> _Document excerpt_:

----------------

Hey Banker, your UI is bumming my UX!

Earlier this year my wife and I moved our banking to the NAB and I was exposed to a new network of ATM’s. The first time I withdrew cash from a NAB branded ATM, the machine (which looked like it came out with James Cook on the Endeavour) asked me if I’d like to nominate this as my ‘favourite transaction’.

I was hesitant yet intrigued enough to press ‘Yes’ and now every time I use the ATM it prompts me to use my favourite transaction or, if not, nominate a new one.

I don’t know about you, but I can’t recall the last time I withdrew the same amount of money from an ATM twice in a row. Maybe as a student living on International Roast and breakfast cereal my most common and certainly most frequent withdrawal was 1 x $20, but nowadays there’s no pattern at all and its highly unlikely there won’t be until I buy a set of bowls, don the whites and start drinking shandy’s during the meat raffles at my local bowlo every Wednesday afternoon.

This feature isn’t clever nor does it save time, especially when it’s delivered on a machine that’s as slow as a wet week. It’s actually quite annoying.

To be fair to the NAB, our experience as new customers has been very good. The staff in our local branch are exceptional and the on-line experience on par with other institutions I’ve banked with but the person in the Customer Delight department at Melbourne HQ who thought a ‘favourite transaction’ feature would position the bank as caring and innovative clearly doesn’t live in the real world.

User Interface (UI), User Experience (UX) and Customer Experience (CX) have made their way to the top of the marketing buzzwords pyramid over the past few years. Everywhere I look there seems to be a new expert or consultant. There’s no doubt that defining the functionality and features of any digital application and the hardware that facilitates this is a science and, with technology permeating every aspect of our lives, screen time has become a critical aspect of almost everything we do. But these developments have to enhance any engagement or transaction or they can actually erode loyalty. Windows 10 isn’t going to bring down Microsoft but the majority of users seem to think it’s a stinker.

----------------

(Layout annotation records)
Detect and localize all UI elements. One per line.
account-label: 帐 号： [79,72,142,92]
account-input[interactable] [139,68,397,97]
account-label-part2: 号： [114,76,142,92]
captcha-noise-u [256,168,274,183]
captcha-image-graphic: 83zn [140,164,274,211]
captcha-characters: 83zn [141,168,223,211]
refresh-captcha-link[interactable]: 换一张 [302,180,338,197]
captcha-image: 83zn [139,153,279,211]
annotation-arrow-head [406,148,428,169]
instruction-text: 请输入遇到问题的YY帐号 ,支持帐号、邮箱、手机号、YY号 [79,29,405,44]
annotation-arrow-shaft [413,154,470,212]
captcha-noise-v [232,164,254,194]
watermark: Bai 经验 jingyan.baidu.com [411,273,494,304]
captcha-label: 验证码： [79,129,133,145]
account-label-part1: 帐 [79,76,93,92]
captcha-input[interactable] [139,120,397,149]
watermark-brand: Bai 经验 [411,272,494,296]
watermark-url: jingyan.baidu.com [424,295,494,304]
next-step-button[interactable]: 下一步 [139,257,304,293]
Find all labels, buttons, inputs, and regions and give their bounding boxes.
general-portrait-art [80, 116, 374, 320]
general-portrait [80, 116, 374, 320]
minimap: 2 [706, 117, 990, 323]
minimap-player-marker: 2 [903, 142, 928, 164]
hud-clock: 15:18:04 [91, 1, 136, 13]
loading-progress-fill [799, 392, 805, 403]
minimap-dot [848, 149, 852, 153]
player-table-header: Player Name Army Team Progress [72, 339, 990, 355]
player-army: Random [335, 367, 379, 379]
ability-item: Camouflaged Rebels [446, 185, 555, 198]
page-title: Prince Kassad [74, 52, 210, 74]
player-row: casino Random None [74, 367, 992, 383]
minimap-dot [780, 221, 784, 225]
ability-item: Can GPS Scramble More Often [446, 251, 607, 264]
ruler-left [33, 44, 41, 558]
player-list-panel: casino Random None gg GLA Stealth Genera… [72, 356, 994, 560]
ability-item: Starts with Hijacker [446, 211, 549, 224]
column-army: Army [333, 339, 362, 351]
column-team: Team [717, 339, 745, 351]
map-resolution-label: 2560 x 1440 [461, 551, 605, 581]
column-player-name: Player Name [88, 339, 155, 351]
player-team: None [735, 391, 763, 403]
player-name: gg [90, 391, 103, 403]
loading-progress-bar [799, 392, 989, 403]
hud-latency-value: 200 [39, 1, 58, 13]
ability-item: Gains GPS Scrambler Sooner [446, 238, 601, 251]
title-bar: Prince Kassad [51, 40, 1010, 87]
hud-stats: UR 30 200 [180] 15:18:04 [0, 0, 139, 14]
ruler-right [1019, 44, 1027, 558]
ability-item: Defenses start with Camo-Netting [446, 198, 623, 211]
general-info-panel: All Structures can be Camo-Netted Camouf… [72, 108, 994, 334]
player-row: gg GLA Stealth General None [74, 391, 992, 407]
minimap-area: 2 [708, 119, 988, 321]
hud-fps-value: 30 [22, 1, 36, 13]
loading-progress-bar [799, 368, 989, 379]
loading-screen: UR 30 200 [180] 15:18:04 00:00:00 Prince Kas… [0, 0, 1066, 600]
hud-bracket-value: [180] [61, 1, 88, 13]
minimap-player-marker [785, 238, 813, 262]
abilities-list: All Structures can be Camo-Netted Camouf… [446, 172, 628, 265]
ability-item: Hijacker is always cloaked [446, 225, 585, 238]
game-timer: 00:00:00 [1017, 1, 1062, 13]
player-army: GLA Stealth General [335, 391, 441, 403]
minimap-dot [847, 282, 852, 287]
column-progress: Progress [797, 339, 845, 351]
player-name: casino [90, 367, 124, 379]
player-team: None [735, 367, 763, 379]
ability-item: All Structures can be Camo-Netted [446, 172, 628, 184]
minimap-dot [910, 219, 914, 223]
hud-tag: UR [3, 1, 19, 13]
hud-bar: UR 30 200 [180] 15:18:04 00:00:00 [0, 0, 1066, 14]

----------------

> _Exercises_:
**A.** Decide whether each statement agrees with the post about the NAB's ATMs, answering yes or no for each and quoting the deciding words of the post: (i) the writer finds the favourite transaction feature saves time; (ii) the staff in the writer's local branch are described as exceptional; (iii) the writer moved their banking to the NAB alone.
**B.** Replace "minimap-player-marker" with "player-marker" in the records, from the start of the records through the line containing "hud-clock: 15:18:04 [91, 1, 136, 13]", and give back only that part.

> _Responses in order_:
**A.**
(i) No: "This feature isn’t clever nor does it save time"
(ii) Yes: "The staff in our local branch are exceptional"
(iii) No: "my wife and I moved our banking to the NAB"

**B.**
Detect and localize all UI elements. One per line.
account-label: 帐 号： [79,72,142,92]
account-input[interactable] [139,68,397,97]
account-label-part2: 号： [114,76,142,92]
captcha-noise-u [256,168,274,183]
captcha-image-graphic: 83zn [140,164,274,211]
captcha-characters: 83zn [141,168,223,211]
refresh-captcha-link[interactable]: 换一张 [302,180,338,197]
captcha-image: 83zn [139,153,279,211]
annotation-arrow-head [406,148,428,169]
instruction-text: 请输入遇到问题的YY帐号 ,支持帐号、邮箱、手机号、YY号 [79,29,405,44]
annotation-arrow-shaft [413,154,470,212]
captcha-noise-v [232,164,254,194]
watermark: Bai 经验 jingyan.baidu.com [411,273,494,304]
captcha-label: 验证码： [79,129,133,145]
account-label-part1: 帐 [79,76,93,92]
captcha-input[interactable] [139,120,397,149]
watermark-brand: Bai 经验 [411,272,494,296]
watermark-url: jingyan.baidu.com [424,295,494,304]
next-step-button[interactable]: 下一步 [139,257,304,293]
Find all labels, buttons, inputs, and regions and give their bounding boxes.
general-portrait-art [80, 116, 374, 320]
general-portrait [80, 116, 374, 320]
minimap: 2 [706, 117, 990, 323]
player-marker: 2 [903, 142, 928, 164]
hud-clock: 15:18:04 [91, 1, 136, 13]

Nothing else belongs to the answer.